Your answer should be every line of the records that contains the word "pueden", copied as it stands.

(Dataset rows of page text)

_ _ _ _

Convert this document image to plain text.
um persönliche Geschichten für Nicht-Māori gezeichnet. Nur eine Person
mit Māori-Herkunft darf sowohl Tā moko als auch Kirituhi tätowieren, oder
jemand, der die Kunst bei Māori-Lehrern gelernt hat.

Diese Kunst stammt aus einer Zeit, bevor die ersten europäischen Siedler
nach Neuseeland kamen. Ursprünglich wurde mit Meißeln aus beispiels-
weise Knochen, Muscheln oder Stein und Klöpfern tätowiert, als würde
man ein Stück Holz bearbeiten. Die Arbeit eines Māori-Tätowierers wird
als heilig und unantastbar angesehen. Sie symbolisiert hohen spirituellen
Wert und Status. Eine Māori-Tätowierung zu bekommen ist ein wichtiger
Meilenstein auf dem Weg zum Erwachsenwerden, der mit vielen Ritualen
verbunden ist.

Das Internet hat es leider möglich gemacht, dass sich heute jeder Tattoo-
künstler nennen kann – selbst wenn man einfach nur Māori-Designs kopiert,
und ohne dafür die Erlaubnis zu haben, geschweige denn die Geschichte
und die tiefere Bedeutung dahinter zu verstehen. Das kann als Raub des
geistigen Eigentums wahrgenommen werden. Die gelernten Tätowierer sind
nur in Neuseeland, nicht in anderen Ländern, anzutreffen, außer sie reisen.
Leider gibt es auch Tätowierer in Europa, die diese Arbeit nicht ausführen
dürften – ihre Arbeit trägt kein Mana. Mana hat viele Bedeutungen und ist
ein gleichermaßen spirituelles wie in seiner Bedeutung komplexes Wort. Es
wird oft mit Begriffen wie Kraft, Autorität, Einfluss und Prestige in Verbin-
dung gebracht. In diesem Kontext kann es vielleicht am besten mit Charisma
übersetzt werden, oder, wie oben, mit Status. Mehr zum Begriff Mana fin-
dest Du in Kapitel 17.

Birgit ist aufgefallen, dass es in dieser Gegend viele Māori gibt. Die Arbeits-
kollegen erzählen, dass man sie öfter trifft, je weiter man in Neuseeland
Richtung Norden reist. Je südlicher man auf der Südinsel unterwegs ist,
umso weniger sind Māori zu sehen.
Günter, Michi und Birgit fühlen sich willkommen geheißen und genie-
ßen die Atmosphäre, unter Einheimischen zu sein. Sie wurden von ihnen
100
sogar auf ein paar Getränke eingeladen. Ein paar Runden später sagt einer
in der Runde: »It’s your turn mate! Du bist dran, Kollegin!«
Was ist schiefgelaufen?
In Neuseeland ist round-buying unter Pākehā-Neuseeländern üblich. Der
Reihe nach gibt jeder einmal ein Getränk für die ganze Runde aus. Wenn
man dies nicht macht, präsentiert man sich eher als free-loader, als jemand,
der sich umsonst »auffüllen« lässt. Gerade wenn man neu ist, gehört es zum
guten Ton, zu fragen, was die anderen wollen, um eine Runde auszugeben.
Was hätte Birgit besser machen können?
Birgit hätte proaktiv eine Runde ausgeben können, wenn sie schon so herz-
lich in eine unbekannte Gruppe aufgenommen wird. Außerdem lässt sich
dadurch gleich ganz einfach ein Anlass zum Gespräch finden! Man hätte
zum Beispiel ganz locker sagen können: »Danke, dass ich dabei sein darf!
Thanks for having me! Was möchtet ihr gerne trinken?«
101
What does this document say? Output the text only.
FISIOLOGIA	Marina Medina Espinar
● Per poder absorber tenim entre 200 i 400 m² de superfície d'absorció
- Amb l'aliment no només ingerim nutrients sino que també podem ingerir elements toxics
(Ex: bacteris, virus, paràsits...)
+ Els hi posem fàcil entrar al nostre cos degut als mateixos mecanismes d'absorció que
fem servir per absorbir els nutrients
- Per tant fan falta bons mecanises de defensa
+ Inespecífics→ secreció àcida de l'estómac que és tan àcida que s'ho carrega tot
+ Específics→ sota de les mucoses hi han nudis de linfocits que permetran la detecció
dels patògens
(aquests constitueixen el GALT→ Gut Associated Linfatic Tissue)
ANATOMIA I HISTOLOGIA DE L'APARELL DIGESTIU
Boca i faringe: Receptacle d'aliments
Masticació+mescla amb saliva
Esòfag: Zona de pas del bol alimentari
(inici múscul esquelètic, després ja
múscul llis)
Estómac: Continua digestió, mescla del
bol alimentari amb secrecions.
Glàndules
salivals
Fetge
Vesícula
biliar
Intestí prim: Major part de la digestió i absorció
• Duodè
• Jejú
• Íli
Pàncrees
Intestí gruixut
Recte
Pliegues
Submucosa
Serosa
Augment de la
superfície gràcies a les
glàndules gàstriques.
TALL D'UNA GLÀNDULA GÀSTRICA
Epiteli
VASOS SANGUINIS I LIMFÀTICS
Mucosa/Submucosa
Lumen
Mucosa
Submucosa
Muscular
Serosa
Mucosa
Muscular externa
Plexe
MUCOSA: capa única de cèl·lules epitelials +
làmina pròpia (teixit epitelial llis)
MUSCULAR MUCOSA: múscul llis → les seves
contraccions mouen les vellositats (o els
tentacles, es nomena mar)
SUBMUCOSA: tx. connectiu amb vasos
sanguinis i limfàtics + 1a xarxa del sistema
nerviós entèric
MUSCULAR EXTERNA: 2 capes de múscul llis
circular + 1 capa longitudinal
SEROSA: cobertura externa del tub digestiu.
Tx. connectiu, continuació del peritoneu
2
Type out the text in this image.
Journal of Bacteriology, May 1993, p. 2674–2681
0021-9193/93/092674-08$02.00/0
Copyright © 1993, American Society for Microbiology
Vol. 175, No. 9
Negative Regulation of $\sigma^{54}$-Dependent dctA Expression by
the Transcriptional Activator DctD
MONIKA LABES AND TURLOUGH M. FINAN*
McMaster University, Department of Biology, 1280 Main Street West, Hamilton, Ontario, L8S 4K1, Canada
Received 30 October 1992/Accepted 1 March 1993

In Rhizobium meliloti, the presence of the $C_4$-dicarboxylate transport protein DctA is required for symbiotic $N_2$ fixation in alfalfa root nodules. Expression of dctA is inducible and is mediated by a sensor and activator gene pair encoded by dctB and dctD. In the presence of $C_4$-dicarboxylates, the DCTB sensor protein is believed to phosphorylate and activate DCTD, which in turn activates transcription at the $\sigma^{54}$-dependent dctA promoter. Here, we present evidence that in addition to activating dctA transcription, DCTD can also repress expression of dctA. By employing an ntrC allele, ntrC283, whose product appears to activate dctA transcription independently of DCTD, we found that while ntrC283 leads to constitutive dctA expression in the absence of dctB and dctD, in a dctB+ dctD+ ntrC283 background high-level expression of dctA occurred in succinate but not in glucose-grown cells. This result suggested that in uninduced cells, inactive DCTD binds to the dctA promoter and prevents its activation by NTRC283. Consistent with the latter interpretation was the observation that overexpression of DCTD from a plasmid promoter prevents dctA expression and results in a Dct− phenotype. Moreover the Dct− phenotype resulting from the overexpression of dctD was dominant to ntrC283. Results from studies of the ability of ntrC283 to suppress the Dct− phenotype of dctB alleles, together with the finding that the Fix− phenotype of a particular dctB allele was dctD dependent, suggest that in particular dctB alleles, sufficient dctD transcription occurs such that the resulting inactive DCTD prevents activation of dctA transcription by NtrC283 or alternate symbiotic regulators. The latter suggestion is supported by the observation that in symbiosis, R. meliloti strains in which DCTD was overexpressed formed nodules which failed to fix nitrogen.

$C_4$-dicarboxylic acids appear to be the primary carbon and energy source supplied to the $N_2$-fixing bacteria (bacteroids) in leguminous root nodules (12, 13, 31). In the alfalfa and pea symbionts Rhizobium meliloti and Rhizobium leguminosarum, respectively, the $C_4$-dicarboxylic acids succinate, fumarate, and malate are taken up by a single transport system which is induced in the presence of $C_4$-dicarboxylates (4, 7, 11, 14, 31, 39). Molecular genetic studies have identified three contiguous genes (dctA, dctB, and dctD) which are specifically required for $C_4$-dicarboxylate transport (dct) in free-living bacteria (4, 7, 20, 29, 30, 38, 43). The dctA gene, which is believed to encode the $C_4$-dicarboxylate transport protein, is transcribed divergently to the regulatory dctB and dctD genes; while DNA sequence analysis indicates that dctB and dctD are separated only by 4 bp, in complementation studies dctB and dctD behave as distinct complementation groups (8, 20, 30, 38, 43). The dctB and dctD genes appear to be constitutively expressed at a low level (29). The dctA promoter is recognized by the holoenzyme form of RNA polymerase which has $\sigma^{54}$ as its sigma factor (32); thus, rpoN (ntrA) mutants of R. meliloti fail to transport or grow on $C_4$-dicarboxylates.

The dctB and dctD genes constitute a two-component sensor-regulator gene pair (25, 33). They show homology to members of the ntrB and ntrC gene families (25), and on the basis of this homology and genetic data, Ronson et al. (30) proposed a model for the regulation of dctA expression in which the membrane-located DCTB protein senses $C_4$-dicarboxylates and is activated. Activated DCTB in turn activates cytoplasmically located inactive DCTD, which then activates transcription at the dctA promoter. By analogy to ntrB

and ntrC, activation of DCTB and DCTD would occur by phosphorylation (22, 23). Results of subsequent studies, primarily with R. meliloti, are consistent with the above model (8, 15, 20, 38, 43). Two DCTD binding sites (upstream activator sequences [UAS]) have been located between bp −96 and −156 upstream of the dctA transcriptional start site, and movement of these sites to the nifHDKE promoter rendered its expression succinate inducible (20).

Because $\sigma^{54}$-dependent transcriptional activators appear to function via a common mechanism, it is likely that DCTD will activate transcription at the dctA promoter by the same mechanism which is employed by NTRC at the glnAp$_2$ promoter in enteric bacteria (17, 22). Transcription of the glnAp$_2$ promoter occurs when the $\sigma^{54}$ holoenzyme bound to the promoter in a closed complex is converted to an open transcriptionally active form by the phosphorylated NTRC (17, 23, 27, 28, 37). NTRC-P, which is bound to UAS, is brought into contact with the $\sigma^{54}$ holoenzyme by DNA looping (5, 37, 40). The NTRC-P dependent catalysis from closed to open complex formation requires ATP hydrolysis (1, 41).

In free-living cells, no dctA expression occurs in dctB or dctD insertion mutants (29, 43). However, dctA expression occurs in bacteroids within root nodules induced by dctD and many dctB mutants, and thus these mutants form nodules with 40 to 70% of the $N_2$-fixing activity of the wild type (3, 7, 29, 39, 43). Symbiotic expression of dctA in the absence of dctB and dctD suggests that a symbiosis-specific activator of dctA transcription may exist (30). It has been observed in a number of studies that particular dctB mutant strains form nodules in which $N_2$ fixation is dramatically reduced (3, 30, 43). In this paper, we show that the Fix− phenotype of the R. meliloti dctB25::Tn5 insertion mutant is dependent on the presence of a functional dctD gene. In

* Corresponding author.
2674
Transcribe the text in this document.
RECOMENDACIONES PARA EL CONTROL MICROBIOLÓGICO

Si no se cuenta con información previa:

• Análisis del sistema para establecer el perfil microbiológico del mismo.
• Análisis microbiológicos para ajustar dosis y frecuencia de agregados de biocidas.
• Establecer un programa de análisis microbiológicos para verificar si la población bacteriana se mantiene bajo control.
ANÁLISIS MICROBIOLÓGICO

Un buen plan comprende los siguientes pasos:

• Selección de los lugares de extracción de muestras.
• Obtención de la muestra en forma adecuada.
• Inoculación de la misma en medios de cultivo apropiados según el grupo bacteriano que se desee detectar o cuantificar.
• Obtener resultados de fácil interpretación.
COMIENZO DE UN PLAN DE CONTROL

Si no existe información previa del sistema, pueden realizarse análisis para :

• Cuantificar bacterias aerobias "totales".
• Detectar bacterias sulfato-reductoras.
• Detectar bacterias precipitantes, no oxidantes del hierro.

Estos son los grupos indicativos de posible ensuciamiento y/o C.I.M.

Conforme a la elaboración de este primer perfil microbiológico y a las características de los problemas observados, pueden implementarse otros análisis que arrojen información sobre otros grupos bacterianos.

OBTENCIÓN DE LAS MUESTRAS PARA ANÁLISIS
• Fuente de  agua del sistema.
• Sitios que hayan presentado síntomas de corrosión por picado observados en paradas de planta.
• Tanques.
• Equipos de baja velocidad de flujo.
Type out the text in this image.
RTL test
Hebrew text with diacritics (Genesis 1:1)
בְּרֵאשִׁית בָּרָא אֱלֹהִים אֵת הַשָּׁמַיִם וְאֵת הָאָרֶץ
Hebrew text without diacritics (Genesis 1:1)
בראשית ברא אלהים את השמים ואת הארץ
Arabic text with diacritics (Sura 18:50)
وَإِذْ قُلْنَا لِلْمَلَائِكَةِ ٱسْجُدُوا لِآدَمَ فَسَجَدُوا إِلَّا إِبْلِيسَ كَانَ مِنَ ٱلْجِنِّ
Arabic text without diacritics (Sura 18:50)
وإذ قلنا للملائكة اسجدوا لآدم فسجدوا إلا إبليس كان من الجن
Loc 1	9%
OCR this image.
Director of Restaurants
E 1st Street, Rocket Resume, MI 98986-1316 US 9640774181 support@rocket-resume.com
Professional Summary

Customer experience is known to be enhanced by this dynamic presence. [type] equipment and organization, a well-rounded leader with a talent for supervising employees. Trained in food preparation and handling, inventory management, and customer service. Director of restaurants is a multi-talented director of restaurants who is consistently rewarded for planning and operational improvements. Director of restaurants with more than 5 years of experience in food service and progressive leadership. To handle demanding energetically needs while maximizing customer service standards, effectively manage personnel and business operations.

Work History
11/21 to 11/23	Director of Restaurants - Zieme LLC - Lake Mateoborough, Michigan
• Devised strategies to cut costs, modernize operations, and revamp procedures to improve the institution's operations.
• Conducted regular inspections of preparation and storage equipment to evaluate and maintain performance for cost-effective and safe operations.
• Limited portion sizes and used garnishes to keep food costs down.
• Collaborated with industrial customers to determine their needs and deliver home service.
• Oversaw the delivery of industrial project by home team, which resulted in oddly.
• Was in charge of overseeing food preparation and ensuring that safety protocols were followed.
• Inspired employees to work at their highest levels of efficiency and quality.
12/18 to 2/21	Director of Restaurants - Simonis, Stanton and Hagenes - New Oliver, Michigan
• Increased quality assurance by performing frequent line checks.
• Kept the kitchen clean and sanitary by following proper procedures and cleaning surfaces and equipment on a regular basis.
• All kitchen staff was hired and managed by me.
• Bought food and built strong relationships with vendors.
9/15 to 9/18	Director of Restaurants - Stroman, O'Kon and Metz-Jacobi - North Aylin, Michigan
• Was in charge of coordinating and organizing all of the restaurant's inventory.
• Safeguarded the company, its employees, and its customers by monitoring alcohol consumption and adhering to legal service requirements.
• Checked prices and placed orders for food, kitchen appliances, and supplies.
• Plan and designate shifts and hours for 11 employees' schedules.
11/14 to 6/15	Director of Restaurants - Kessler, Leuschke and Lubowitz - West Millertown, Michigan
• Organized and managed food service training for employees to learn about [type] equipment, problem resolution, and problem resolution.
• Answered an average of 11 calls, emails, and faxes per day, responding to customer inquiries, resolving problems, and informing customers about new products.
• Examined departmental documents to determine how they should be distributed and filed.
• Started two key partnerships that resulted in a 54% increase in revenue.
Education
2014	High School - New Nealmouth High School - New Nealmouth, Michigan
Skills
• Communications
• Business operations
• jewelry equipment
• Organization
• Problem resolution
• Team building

_ _ _ _

Answer |
Si no existe información previa del sistema, pueden realizarse análisis para :
Conforme a la elaboración de este primer perfil microbiológico y a las características de los problemas observados, pueden implementarse otros análisis que arrojen información sobre otros grupos bacterianos.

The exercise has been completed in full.